TO-DO LIST:
a. Repeat the passage of the Modern Inventions article starting at "Modern Inventions is" and ending at "the Robot Barber.".
b. According to the Modern Inventions article, who voices the Robot Baby Carriage?
c. Write the next part of the plot summary in the Modern Inventions article, following on from its final sentence.

PAGE EXCERPT:
★ ★ ★ ★

- "Your hat, sir."
- Directed by: Jack King
- Story by: Carl Barks
- Produced by: Walt Disney
- Starring: Clarence Nash Billy Bletcher Adriana Caselotti Don Brodie
- Music by: Oliver Wallace
- Animation by: Jack Hannah Paul Allen Johnny Cannon
- Color process: Technicolor
- Production company: Walt Disney Productions
- Distributed by: United Artists
- Release date: May 29, 1937;
- Running time: 8:30
- Country: United States
- Language: English

= Modern Inventions =

1937 Donald Duck cartoon

Modern Inventions is a 1937 American comic science fiction animated short film produced by Walt Disney Productions and released by United Artists. It is also the final Disney short to be released by United Artists. In the cartoon, Donald Duck tours the fictional Museum of Modern Marvels. Jack King directed it in his first directing role at Disney, and Oliver Wallace composed the original music. The voice cast includes Clarence Nash as Donald, Billy Bletcher as the Robot Butler, Adriana Caselotti as the Robot Baby Carriage, and Don Brodie as the Robot Barber.

==Plot==
Donald visits the Museum of Modern Marvels, which showcases futuristic electronic appliances and inventions. He drops a coin on a string in the admission box and yanks it out. Once inside, he meets the Robot Butler, a brass cyclops. The butler is programmed to greet guests and take their hats, but it has a flaw where it takes their hats whether they want to or not. It takes Donald's hat over his protest, but Donald does a magic trick to produce a top hat. He encounters a robot hitchhiker exhibit that thumbs a ride when he imitates a passing car, then pokes him in the eyes for tricking it. The butler appears and takes his top hat, but he does another magic trick to produce a bicorne.

★ ★ ★ ★

DATA SECTION:

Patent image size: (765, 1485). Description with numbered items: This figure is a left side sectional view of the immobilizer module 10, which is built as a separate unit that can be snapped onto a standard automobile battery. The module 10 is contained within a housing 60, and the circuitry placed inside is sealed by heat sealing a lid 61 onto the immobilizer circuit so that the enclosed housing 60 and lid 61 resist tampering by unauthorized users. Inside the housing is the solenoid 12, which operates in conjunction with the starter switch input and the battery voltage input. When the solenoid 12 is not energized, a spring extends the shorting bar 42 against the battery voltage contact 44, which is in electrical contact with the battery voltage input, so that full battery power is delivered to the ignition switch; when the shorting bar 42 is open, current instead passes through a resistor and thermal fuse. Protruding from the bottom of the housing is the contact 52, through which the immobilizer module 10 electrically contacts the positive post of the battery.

★ ★ ★ ★

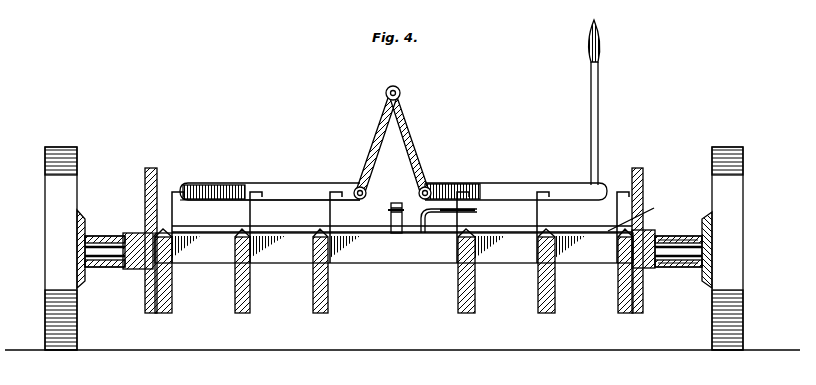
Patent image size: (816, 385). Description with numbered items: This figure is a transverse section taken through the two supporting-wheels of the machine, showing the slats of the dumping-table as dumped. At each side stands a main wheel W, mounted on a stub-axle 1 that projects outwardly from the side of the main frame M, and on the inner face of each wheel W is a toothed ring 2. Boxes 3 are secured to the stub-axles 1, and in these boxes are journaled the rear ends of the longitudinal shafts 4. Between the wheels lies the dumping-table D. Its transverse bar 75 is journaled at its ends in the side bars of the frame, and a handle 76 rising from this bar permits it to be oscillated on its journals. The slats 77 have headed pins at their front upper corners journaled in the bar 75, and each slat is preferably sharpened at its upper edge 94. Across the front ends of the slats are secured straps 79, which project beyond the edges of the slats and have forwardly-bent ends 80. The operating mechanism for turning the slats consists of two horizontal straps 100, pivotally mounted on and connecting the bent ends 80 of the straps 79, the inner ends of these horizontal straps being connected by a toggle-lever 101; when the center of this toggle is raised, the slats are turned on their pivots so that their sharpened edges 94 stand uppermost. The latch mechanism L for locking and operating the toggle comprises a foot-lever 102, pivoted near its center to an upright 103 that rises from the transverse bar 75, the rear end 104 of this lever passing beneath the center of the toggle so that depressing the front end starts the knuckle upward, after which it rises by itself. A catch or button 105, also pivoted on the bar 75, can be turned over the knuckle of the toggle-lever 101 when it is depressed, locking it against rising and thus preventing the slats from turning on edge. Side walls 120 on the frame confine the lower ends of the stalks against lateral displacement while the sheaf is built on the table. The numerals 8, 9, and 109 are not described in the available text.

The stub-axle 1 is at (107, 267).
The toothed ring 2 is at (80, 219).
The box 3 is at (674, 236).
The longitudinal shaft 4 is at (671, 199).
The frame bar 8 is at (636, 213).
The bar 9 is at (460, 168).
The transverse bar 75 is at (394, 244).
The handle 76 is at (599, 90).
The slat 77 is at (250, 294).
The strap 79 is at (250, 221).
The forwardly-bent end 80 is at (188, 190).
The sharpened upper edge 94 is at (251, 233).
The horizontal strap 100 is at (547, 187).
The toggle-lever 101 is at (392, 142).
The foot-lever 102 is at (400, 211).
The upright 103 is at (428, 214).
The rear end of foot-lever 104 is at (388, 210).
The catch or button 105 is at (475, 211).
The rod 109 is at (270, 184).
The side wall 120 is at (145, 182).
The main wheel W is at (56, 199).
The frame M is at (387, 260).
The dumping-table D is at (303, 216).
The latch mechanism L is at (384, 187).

★ ★ ★ ★

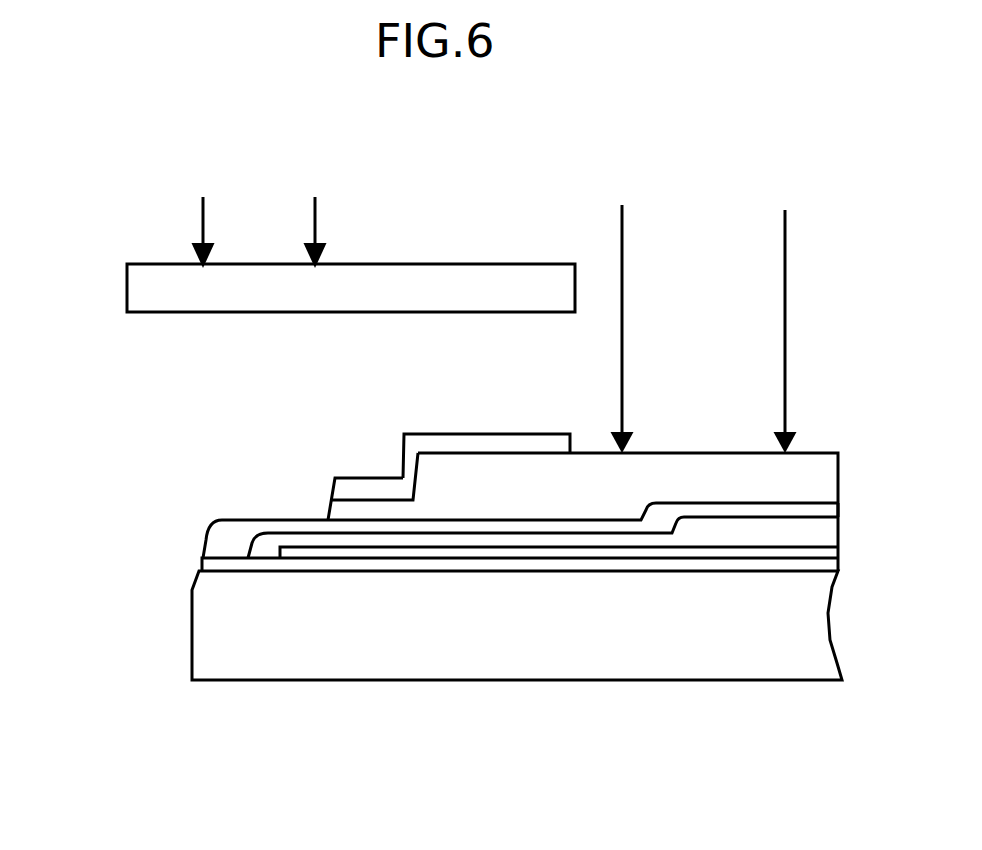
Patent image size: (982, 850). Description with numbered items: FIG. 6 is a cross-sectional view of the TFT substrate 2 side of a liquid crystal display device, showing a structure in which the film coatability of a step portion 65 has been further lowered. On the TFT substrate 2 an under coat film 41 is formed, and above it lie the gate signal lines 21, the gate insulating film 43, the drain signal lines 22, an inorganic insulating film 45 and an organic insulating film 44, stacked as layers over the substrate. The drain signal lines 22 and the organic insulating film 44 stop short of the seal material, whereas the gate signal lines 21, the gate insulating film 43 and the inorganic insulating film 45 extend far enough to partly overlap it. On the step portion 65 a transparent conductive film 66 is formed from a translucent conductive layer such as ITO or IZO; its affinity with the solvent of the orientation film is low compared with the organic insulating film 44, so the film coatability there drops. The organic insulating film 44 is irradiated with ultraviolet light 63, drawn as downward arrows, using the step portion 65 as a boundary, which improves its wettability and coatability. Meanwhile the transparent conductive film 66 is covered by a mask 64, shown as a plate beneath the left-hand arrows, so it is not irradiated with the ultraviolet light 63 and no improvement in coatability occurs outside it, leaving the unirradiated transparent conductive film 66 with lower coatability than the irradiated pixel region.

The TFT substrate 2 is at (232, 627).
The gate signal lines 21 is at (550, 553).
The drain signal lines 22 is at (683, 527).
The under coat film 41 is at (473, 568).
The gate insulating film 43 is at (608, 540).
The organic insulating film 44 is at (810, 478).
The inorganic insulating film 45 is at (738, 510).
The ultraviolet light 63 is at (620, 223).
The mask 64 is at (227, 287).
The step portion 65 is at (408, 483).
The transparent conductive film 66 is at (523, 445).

★ ★ ★ ★

ANSWERS FOR THE TASKS:
a.
Modern Inventions is a 1937 American comic science fiction animated short film produced by Walt Disney Productions and released by United Artists. It is also the final Disney short to be released by United Artists. In the cartoon, Donald Duck tours the fictional Museum of Modern Marvels. Jack King directed it in his first directing role at Disney, and Oliver Wallace composed the original music. The voice cast includes Clarence Nash as Donald, Billy Bletcher as the Robot Butler, Adriana Caselotti as the Robot Baby Carriage, and Don Brodie as the Robot Barber.

b. Adriana Caselotti

c.
Donald finds a bundle wrapping machine. He ignores a sign that says not to touch it and pulls a lever, causing the machine to wrap him with cellophane and a red ribbon. After he frees himself, the butler appears and takes his bicorne. He does a magic trick to produce a kepi and taunts the butler, who chases him. He hides in a robotic baby carriage and swaps his kepi with a bonnet. The carriage coddles him and offers a milk bottle, which squirts milk at his face. As he tries to escape, the carriage thrashes him with a puppet toy, squirts more milk, and puts a diaper on him. When he finally gets free, the butler appears and takes his bonnet.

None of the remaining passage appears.